• **Problem to solve**:
Reproduce word for word the passage on p-adic modular forms from "The second subtlety" up to and including "what this means!).".

• **Text shown**:
####################

Firstly, there are several notions of "p-adic modular form". There's Hida's ordinary p-adic modular forms (a very small space); there's Coleman's overconvergent p-adic modular forms (a much bigger space); and there's Serre and Katz's space of p-adic modular forms, which is a vastly bigger space (too big to have a reasonable theory of eigenforms).

The second subtlety is that for the latter two definitions (Coleman or Serre-Katz) it is not true that a non-classical form has non-integer weight; there are non-classical forms of integer weight (lots of them).

With that out of the way: if f is in any of these spaces and its weight is non-integral, then the associated Galois representation isn't even Hodge--Tate, so it's certainly not de Rham or crystalline. The eigenvalues of its Sen operator are what they should be, i.e. 0 and $k - 1$ where $k$ is the weight (but you have to be careful what this means!).

####################

• **Supplied records**:

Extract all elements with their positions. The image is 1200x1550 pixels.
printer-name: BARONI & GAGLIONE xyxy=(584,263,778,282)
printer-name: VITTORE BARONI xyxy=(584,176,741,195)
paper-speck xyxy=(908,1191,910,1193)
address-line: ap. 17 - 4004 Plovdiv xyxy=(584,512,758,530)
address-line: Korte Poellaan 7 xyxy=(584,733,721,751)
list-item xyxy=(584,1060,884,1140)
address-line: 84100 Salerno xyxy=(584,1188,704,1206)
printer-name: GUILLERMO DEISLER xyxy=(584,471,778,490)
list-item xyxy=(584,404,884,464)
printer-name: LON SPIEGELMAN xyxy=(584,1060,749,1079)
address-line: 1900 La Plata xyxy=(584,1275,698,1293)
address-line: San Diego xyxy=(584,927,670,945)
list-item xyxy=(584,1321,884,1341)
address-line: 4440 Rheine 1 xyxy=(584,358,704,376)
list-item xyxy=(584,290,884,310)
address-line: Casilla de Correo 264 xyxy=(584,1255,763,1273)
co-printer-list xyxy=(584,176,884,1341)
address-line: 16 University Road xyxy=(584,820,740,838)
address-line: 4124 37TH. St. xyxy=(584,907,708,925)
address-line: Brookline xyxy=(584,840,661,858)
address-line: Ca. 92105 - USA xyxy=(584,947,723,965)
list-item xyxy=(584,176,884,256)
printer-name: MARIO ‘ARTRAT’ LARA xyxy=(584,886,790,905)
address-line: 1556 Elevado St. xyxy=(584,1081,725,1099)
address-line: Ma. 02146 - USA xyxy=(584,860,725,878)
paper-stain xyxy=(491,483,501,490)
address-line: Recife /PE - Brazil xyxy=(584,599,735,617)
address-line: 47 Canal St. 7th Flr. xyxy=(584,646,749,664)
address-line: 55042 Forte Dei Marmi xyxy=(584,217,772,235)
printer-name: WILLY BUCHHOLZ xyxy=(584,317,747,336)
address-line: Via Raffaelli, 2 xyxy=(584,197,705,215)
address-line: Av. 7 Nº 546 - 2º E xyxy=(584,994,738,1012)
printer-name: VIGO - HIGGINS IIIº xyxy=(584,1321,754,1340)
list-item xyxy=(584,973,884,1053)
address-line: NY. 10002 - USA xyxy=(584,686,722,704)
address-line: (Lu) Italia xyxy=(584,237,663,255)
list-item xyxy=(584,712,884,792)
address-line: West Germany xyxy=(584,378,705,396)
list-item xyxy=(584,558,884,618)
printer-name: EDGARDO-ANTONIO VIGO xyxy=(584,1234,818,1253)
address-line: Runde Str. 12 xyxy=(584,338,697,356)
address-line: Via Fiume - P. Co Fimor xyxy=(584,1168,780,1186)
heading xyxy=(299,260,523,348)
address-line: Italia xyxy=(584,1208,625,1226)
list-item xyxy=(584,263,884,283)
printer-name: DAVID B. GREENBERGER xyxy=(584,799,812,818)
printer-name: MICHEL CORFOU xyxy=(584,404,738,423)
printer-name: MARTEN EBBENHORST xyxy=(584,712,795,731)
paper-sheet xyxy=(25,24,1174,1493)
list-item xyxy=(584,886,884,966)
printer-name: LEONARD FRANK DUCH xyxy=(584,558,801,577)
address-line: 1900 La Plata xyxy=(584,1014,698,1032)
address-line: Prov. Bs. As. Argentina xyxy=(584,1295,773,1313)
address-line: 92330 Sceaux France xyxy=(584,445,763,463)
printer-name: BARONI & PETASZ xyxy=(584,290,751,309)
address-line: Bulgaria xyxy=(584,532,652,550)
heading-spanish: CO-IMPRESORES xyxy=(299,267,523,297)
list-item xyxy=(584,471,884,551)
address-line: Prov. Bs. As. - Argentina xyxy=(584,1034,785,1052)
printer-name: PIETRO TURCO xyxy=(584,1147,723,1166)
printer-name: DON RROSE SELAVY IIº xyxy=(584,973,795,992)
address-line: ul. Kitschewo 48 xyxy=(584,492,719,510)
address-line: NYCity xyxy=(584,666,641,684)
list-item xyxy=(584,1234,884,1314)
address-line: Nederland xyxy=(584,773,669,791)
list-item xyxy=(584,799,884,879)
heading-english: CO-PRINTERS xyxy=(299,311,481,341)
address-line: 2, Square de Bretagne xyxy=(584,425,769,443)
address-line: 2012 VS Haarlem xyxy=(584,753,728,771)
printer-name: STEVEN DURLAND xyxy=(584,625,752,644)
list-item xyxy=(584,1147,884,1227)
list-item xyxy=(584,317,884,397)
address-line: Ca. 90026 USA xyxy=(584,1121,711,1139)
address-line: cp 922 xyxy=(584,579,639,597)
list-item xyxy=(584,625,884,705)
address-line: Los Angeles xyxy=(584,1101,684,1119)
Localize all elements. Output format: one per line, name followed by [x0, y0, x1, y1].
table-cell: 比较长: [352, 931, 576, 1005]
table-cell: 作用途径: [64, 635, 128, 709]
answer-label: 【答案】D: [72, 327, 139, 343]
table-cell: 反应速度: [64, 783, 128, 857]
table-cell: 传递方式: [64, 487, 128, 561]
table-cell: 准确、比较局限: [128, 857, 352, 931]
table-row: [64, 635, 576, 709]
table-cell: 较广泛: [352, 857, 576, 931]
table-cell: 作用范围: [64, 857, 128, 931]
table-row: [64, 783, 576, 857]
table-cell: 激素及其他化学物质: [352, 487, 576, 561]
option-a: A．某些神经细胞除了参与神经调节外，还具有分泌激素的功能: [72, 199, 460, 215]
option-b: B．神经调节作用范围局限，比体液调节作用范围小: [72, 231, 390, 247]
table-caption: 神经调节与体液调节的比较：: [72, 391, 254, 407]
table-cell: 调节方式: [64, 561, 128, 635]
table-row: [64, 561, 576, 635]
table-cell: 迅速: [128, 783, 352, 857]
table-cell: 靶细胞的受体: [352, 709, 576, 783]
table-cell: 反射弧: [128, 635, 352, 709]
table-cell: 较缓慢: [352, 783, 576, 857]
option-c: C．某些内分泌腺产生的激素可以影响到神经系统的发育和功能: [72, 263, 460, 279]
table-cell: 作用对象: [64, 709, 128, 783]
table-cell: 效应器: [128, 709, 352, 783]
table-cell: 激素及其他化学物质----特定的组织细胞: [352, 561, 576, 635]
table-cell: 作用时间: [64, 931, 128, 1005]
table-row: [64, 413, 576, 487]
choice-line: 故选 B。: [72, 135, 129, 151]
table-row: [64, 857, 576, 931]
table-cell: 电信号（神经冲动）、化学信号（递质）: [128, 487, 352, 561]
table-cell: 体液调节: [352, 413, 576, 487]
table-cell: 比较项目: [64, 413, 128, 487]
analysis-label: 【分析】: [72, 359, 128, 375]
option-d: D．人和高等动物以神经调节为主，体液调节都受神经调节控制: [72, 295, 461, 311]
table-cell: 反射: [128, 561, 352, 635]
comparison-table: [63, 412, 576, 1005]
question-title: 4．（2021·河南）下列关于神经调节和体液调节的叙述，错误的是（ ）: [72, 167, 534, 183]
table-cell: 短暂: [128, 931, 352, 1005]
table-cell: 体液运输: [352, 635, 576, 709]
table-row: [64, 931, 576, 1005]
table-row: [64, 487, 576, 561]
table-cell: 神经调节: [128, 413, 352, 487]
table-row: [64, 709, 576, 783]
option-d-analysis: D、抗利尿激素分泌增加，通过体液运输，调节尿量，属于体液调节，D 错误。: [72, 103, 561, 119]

####################

• **Completed task**:
The second subtlety is that for the latter two definitions (Coleman or Serre-Katz) it is not true that a non-classical form has non-integer weight; there are non-classical forms of integer weight (lots of them).

With that out of the way: if f is in any of these spaces and its weight is non-integral, then the associated Galois representation isn't even Hodge--Tate, so it's certainly not de Rham or crystalline. The eigenvalues of its Sen operator are what they should be, i.e. 0 and $k - 1$ where $k$ is the weight (but you have to be careful what this means!).